■ **Exercise description**
Below are some entries. Output each one exactly as it appears.

■ **Materials provided**
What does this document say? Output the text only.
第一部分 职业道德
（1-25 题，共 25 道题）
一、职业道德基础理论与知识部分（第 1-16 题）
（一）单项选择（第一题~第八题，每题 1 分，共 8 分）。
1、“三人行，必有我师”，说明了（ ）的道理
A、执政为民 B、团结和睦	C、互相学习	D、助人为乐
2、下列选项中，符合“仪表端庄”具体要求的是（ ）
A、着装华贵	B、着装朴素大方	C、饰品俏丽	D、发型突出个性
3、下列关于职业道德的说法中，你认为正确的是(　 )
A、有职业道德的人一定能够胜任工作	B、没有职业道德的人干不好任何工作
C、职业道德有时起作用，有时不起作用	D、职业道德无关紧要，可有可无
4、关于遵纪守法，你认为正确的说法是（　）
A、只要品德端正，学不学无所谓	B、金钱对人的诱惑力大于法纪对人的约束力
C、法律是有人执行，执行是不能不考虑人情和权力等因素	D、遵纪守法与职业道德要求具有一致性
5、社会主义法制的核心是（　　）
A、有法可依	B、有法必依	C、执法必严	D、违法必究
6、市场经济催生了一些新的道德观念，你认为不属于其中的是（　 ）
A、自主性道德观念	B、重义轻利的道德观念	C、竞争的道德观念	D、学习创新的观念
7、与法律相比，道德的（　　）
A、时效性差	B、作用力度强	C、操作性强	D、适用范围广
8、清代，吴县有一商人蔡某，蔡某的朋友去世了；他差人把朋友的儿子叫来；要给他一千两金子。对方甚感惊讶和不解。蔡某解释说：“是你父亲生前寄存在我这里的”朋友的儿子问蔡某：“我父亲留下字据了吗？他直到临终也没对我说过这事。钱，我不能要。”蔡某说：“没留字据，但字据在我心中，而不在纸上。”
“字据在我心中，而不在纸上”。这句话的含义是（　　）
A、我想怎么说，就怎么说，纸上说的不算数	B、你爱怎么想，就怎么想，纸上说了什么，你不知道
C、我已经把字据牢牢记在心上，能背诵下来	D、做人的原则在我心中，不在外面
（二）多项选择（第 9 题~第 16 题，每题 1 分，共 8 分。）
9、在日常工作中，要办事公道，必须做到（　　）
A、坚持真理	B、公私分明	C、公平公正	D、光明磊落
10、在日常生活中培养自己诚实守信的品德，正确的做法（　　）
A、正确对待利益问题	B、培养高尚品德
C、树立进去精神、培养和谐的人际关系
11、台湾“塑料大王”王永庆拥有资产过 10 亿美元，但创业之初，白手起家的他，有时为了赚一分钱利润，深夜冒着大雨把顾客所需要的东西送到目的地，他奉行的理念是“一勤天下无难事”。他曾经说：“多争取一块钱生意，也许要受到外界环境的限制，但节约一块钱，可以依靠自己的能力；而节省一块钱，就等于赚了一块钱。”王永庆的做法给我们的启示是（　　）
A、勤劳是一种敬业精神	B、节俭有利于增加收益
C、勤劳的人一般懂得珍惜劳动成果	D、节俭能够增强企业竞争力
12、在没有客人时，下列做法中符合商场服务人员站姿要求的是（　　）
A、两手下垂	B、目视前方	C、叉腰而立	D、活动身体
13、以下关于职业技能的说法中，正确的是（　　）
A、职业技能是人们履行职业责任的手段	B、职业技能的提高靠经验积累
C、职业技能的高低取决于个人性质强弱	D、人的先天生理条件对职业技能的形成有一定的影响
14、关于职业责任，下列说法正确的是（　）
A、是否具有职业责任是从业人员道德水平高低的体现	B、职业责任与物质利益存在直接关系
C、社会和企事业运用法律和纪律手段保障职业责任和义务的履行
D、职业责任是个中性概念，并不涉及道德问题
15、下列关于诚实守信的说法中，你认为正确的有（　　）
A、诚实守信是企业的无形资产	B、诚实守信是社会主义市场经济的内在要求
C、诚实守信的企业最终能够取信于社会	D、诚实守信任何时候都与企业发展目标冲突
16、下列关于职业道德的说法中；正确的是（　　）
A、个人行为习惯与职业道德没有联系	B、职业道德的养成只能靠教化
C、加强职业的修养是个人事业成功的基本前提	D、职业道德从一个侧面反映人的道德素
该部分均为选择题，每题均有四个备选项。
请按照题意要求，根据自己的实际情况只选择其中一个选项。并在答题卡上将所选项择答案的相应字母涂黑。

■ **Full output**
What does this document say? Output the text only.
第一部分 职业道德
（1-25 题，共 25 道题）
一、职业道德基础理论与知识部分（第 1-16 题）
（一）单项选择（第一题~第八题，每题 1 分，共 8 分）。
1、“三人行，必有我师”，说明了（ ）的道理
A、执政为民 B、团结和睦	C、互相学习	D、助人为乐
2、下列选项中，符合“仪表端庄”具体要求的是（ ）
A、着装华贵	B、着装朴素大方	C、饰品俏丽	D、发型突出个性
3、下列关于职业道德的说法中，你认为正确的是(　 )
A、有职业道德的人一定能够胜任工作	B、没有职业道德的人干不好任何工作
C、职业道德有时起作用，有时不起作用	D、职业道德无关紧要，可有可无
4、关于遵纪守法，你认为正确的说法是（　）
A、只要品德端正，学不学无所谓	B、金钱对人的诱惑力大于法纪对人的约束力
C、法律是有人执行，执行是不能不考虑人情和权力等因素	D、遵纪守法与职业道德要求具有一致性
5、社会主义法制的核心是（　　）
A、有法可依	B、有法必依	C、执法必严	D、违法必究
6、市场经济催生了一些新的道德观念，你认为不属于其中的是（　 ）
A、自主性道德观念	B、重义轻利的道德观念	C、竞争的道德观念	D、学习创新的观念
7、与法律相比，道德的（　　）
A、时效性差	B、作用力度强	C、操作性强	D、适用范围广
8、清代，吴县有一商人蔡某，蔡某的朋友去世了；他差人把朋友的儿子叫来；要给他一千两金子。对方甚感惊讶和不解。蔡某解释说：“是你父亲生前寄存在我这里的”朋友的儿子问蔡某：“我父亲留下字据了吗？他直到临终也没对我说过这事。钱，我不能要。”蔡某说：“没留字据，但字据在我心中，而不在纸上。”
“字据在我心中，而不在纸上”。这句话的含义是（　　）
A、我想怎么说，就怎么说，纸上说的不算数	B、你爱怎么想，就怎么想，纸上说了什么，你不知道
C、我已经把字据牢牢记在心上，能背诵下来	D、做人的原则在我心中，不在外面
（二）多项选择（第 9 题~第 16 题，每题 1 分，共 8 分。）
9、在日常工作中，要办事公道，必须做到（　　）
A、坚持真理	B、公私分明	C、公平公正	D、光明磊落
10、在日常生活中培养自己诚实守信的品德，正确的做法（　　）
A、正确对待利益问题	B、培养高尚品德
C、树立进去精神、培养和谐的人际关系
11、台湾“塑料大王”王永庆拥有资产过 10 亿美元，但创业之初，白手起家的他，有时为了赚一分钱利润，深夜冒着大雨把顾客所需要的东西送到目的地，他奉行的理念是“一勤天下无难事”。他曾经说：“多争取一块钱生意，也许要受到外界环境的限制，但节约一块钱，可以依靠自己的能力；而节省一块钱，就等于赚了一块钱。”王永庆的做法给我们的启示是（　　）
A、勤劳是一种敬业精神	B、节俭有利于增加收益
C、勤劳的人一般懂得珍惜劳动成果	D、节俭能够增强企业竞争力
12、在没有客人时，下列做法中符合商场服务人员站姿要求的是（　　）
A、两手下垂	B、目视前方	C、叉腰而立	D、活动身体
13、以下关于职业技能的说法中，正确的是（　　）
A、职业技能是人们履行职业责任的手段	B、职业技能的提高靠经验积累
C、职业技能的高低取决于个人性质强弱	D、人的先天生理条件对职业技能的形成有一定的影响
14、关于职业责任，下列说法正确的是（　）
A、是否具有职业责任是从业人员道德水平高低的体现	B、职业责任与物质利益存在直接关系
C、社会和企事业运用法律和纪律手段保障职业责任和义务的履行
D、职业责任是个中性概念，并不涉及道德问题
15、下列关于诚实守信的说法中，你认为正确的有（　　）
A、诚实守信是企业的无形资产	B、诚实守信是社会主义市场经济的内在要求
C、诚实守信的企业最终能够取信于社会	D、诚实守信任何时候都与企业发展目标冲突
16、下列关于职业道德的说法中；正确的是（　　）
A、个人行为习惯与职业道德没有联系	B、职业道德的养成只能靠教化
C、加强职业的修养是个人事业成功的基本前提	D、职业道德从一个侧面反映人的道德素
该部分均为选择题，每题均有四个备选项。
请按照题意要求，根据自己的实际情况只选择其中一个选项。并在答题卡上将所选项择答案的相应字母涂黑。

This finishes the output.